[Dataset entries on figures]
§ §

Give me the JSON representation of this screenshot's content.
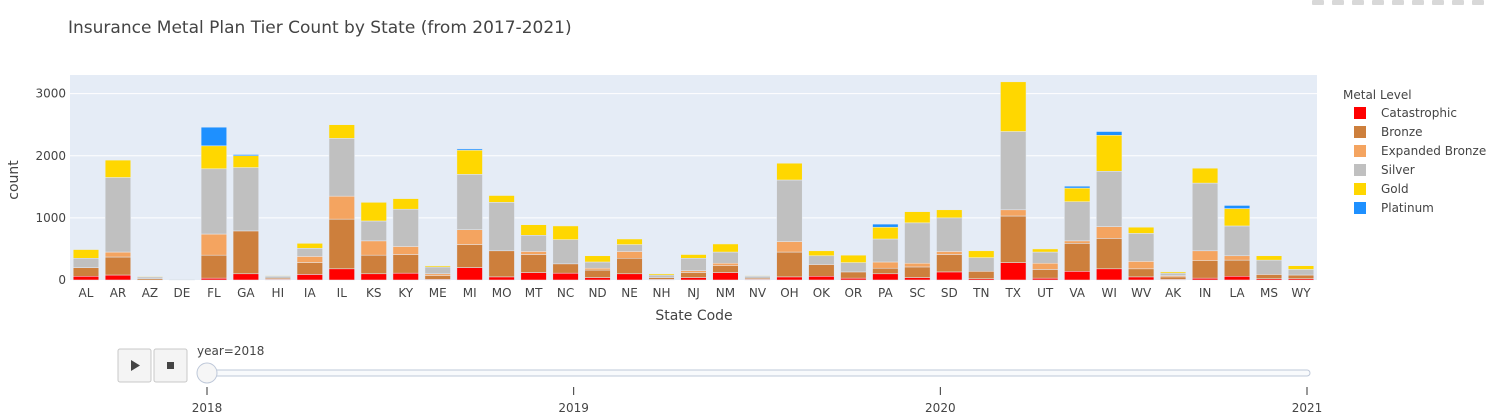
{
  "chart_data": {
    "type": "bar",
    "stacked": true,
    "title": "Insurance Metal Plan Tier Count by State (from 2017-2021)",
    "xlabel": "State Code",
    "ylabel": "count",
    "ylim": [
      0,
      3300
    ],
    "yticks": [
      0,
      1000,
      2000,
      3000
    ],
    "legend_title": "Metal Level",
    "legend_position": "right",
    "grid": true,
    "categories": [
      "AL",
      "AR",
      "AZ",
      "DE",
      "FL",
      "GA",
      "HI",
      "IA",
      "IL",
      "KS",
      "KY",
      "ME",
      "MI",
      "MO",
      "MT",
      "NC",
      "ND",
      "NE",
      "NH",
      "NJ",
      "NM",
      "NV",
      "OH",
      "OK",
      "OR",
      "PA",
      "SC",
      "SD",
      "TN",
      "TX",
      "UT",
      "VA",
      "WI",
      "WV",
      "AK",
      "IN",
      "LA",
      "MS",
      "WY"
    ],
    "series": [
      {
        "name": "Catastrophic",
        "color": "#ff0000",
        "values": [
          60,
          80,
          0,
          0,
          30,
          100,
          10,
          90,
          180,
          100,
          110,
          10,
          200,
          50,
          120,
          110,
          40,
          100,
          10,
          40,
          120,
          10,
          50,
          60,
          30,
          100,
          40,
          130,
          20,
          280,
          30,
          140,
          180,
          50,
          10,
          30,
          60,
          20,
          20
        ]
      },
      {
        "name": "Bronze",
        "color": "#cd7f3c",
        "values": [
          140,
          290,
          20,
          0,
          370,
          690,
          20,
          190,
          800,
          300,
          300,
          60,
          370,
          420,
          290,
          150,
          120,
          250,
          30,
          80,
          110,
          20,
          400,
          190,
          100,
          90,
          170,
          280,
          120,
          750,
          140,
          450,
          490,
          130,
          40,
          280,
          260,
          70,
          60
        ]
      },
      {
        "name": "Expanded Bronze",
        "color": "#f4a460",
        "values": [
          0,
          80,
          0,
          0,
          340,
          0,
          0,
          100,
          370,
          230,
          130,
          30,
          240,
          0,
          50,
          0,
          30,
          110,
          0,
          30,
          40,
          0,
          170,
          0,
          0,
          100,
          60,
          50,
          0,
          100,
          100,
          40,
          190,
          120,
          20,
          160,
          70,
          0,
          0
        ]
      },
      {
        "name": "Silver",
        "color": "#c0c0c0",
        "values": [
          150,
          1200,
          30,
          10,
          1050,
          1020,
          30,
          130,
          930,
          320,
          600,
          110,
          890,
          780,
          260,
          390,
          100,
          110,
          40,
          200,
          180,
          30,
          990,
          140,
          150,
          370,
          650,
          540,
          220,
          1260,
          180,
          630,
          890,
          450,
          40,
          1090,
          480,
          230,
          90
        ]
      },
      {
        "name": "Gold",
        "color": "#ffd700",
        "values": [
          140,
          280,
          10,
          0,
          370,
          190,
          10,
          80,
          220,
          300,
          170,
          20,
          390,
          110,
          170,
          220,
          100,
          90,
          20,
          60,
          130,
          10,
          270,
          80,
          120,
          190,
          180,
          130,
          110,
          800,
          50,
          220,
          580,
          100,
          20,
          240,
          280,
          70,
          60
        ]
      },
      {
        "name": "Platinum",
        "color": "#1e90ff",
        "values": [
          0,
          0,
          0,
          0,
          300,
          20,
          0,
          0,
          0,
          0,
          0,
          0,
          20,
          0,
          0,
          0,
          0,
          0,
          0,
          0,
          0,
          0,
          0,
          0,
          0,
          50,
          0,
          0,
          0,
          0,
          0,
          30,
          60,
          0,
          0,
          0,
          50,
          0,
          0
        ]
      }
    ]
  },
  "slider": {
    "current_label": "year=2018",
    "ticks": [
      "2018",
      "2019",
      "2020",
      "2021"
    ],
    "selected_index": 0
  },
  "controls": {
    "play_icon": "play-icon",
    "stop_icon": "stop-icon"
  }
}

§ §

■ The task: Nothing in the entries above should change when they are printed again, except that the pictures are dropped.

■ Solved exercise:
Give me the JSON representation of this screenshot's content.
{
  "chart_data": {
    "type": "bar",
    "stacked": true,
    "title": "Insurance Metal Plan Tier Count by State (from 2017-2021)",
    "xlabel": "State Code",
    "ylabel": "count",
    "ylim": [
      0,
      3300
    ],
    "yticks": [
      0,
      1000,
      2000,
      3000
    ],
    "legend_title": "Metal Level",
    "legend_position": "right",
    "grid": true,
    "categories": [
      "AL",
      "AR",
      "AZ",
      "DE",
      "FL",
      "GA",
      "HI",
      "IA",
      "IL",
      "KS",
      "KY",
      "ME",
      "MI",
      "MO",
      "MT",
      "NC",
      "ND",
      "NE",
      "NH",
      "NJ",
      "NM",
      "NV",
      "OH",
      "OK",
      "OR",
      "PA",
      "SC",
      "SD",
      "TN",
      "TX",
      "UT",
      "VA",
      "WI",
      "WV",
      "AK",
      "IN",
      "LA",
      "MS",
      "WY"
    ],
    "series": [
      {
        "name": "Catastrophic",
        "color": "#ff0000",
        "values": [
          60,
          80,
          0,
          0,
          30,
          100,
          10,
          90,
          180,
          100,
          110,
          10,
          200,
          50,
          120,
          110,
          40,
          100,
          10,
          40,
          120,
          10,
          50,
          60,
          30,
          100,
          40,
          130,
          20,
          280,
          30,
          140,
          180,
          50,
          10,
          30,
          60,
          20,
          20
        ]
      },
      {
        "name": "Bronze",
        "color": "#cd7f3c",
        "values": [
          140,
          290,
          20,
          0,
          370,
          690,
          20,
          190,
          800,
          300,
          300,
          60,
          370,
          420,
          290,
          150,
          120,
          250,
          30,
          80,
          110,
          20,
          400,
          190,
          100,
          90,
          170,
          280,
          120,
          750,
          140,
          450,
          490,
          130,
          40,
          280,
          260,
          70,
          60
        ]
      },
      {
        "name": "Expanded Bronze",
        "color": "#f4a460",
        "values": [
          0,
          80,
          0,
          0,
          340,
          0,
          0,
          100,
          370,
          230,
          130,
          30,
          240,
          0,
          50,
          0,
          30,
          110,
          0,
          30,
          40,
          0,
          170,
          0,
          0,
          100,
          60,
          50,
          0,
          100,
          100,
          40,
          190,
          120,
          20,
          160,
          70,
          0,
          0
        ]
      },
      {
        "name": "Silver",
        "color": "#c0c0c0",
        "values": [
          150,
          1200,
          30,
          10,
          1050,
          1020,
          30,
          130,
          930,
          320,
          600,
          110,
          890,
          780,
          260,
          390,
          100,
          110,
          40,
          200,
          180,
          30,
          990,
          140,
          150,
          370,
          650,
          540,
          220,
          1260,
          180,
          630,
          890,
          450,
          40,
          1090,
          480,
          230,
          90
        ]
      },
      {
        "name": "Gold",
        "color": "#ffd700",
        "values": [
          140,
          280,
          10,
          0,
          370,
          190,
          10,
          80,
          220,
          300,
          170,
          20,
          390,
          110,
          170,
          220,
          100,
          90,
          20,
          60,
          130,
          10,
          270,
          80,
          120,
          190,
          180,
          130,
          110,
          800,
          50,
          220,
          580,
          100,
          20,
          240,
          280,
          70,
          60
        ]
      },
      {
        "name": "Platinum",
        "color": "#1e90ff",
        "values": [
          0,
          0,
          0,
          0,
          300,
          20,
          0,
          0,
          0,
          0,
          0,
          0,
          20,
          0,
          0,
          0,
          0,
          0,
          0,
          0,
          0,
          0,
          0,
          0,
          0,
          50,
          0,
          0,
          0,
          0,
          0,
          30,
          60,
          0,
          0,
          0,
          50,
          0,
          0
        ]
      }
    ]
  },
  "slider": {
    "current_label": "year=2018",
    "ticks": [
      "2018",
      "2019",
      "2020",
      "2021"
    ],
    "selected_index": 0
  },
  "controls": {
    "play_icon": "play-icon",
    "stop_icon": "stop-icon"
  }
}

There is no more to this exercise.